◆ GOAL OF THE EXERCISE:
Identify each line below that contains the word "производственной", and copy it out.

[Collected data]
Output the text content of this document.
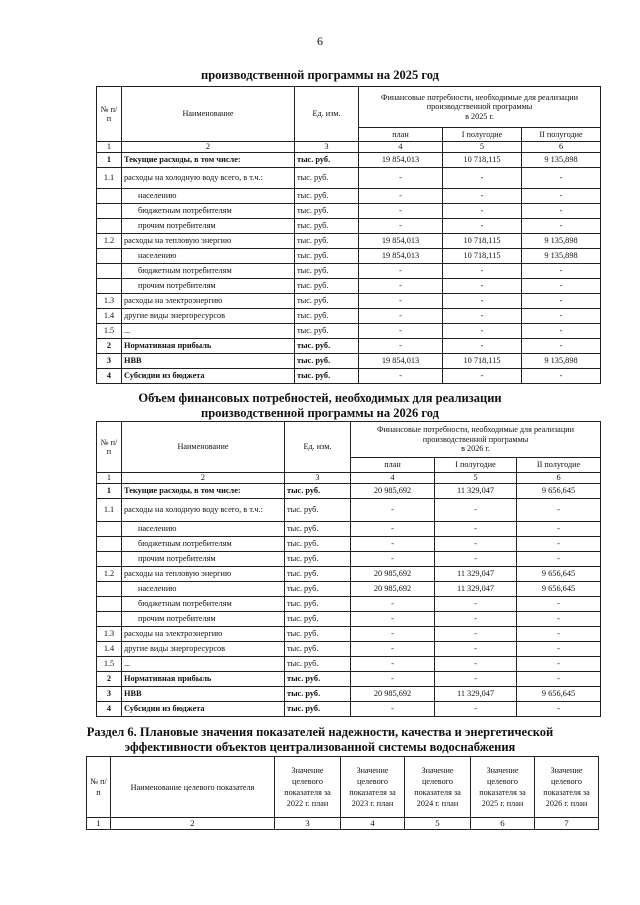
6
производственной программы на 2025 год
№ п/п	Наименование	Ед. изм.	Финансовые потребности, необходимые для реализации производственной программы
в 2025 г.		
			план	I полугодие	II полугодие
1	2	3	4	5	6
1	Текущие расходы, в том числе:	тыс. руб.	19 854,013	10 718,115	9 135,898
1.1	расходы на холодную воду всего, в т.ч.:	тыс. руб.	-	-	-
	населению	тыс. руб.	-	-	-
	бюджетным потребителям	тыс. руб.	-	-	-
	прочим потребителям	тыс. руб.	-	-	-
1.2	расходы на тепловую энергию	тыс. руб.	19 854,013	10 718,115	9 135,898
	населению	тыс. руб.	19 854,013	10 718,115	9 135,898
	бюджетным потребителям	тыс. руб.	-	-	-
	прочим потребителям	тыс. руб.	-	-	-
1.3	расходы на электроэнергию	тыс. руб.	-	-	-
1.4	другие виды энергоресурсов	тыс. руб.	-	-	-
1.5	...	тыс. руб.	-	-	-
2	Нормативная прибыль	тыс. руб.	-	-	-
3	НВВ	тыс. руб.	19 854,013	10 718,115	9 135,898
4	Субсидии из бюджета	тыс. руб.	-	-	-
Объем финансовых потребностей, необходимых для реализации
производственной программы на 2026 год
№ п/п	Наименование	Ед. изм.	Финансовые потребности, необходимые для реализации производственной программы
в 2026 г.		
			план	I полугодие	II полугодие
1	2	3	4	5	6
1	Текущие расходы, в том числе:	тыс. руб.	20 985,692	11 329,047	9 656,645
1.1	расходы на холодную воду всего, в т.ч.:	тыс. руб.	-	-	-
	населению	тыс. руб.	-	-	-
	бюджетным потребителям	тыс. руб.	-	-	-
	прочим потребителям	тыс. руб.	-	-	-
1.2	расходы на тепловую энергию	тыс. руб.	20 985,692	11 329,047	9 656,645
	населению	тыс. руб.	20 985,692	11 329,047	9 656,645
	бюджетным потребителям	тыс. руб.	-	-	-
	прочим потребителям	тыс. руб.	-	-	-
1.3	расходы на электроэнергию	тыс. руб.	-	-	-
1.4	другие виды энергоресурсов	тыс. руб.	-	-	-
1.5	...	тыс. руб.	-	-	-
2	Нормативная прибыль	тыс. руб.	-	-	-
3	НВВ	тыс. руб.	20 985,692	11 329,047	9 656,645
4	Субсидии из бюджета	тыс. руб.	-	-	-
Раздел 6. Плановые значения показателей надежности, качества и энергетической
эффективности объектов централизованной системы водоснабжения
№ п/ п	Наименование целевого показателя	Значение целевого показателя за 2022 г. план	Значение целевого показателя за 2023 г. план	Значение целевого показателя за 2024 г. план	Значение целевого показателя за 2025 г. план	Значение целевого показателя за 2026 г. план
1	2	3	4	5	6	7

◆ RESULT OF THE EXERCISE:
производственной программы на 2025 год
№ п/п	Наименование	Ед. изм.	Финансовые потребности, необходимые для реализации производственной программы
производственной программы на 2026 год
№ п/п	Наименование	Ед. изм.	Финансовые потребности, необходимые для реализации производственной программы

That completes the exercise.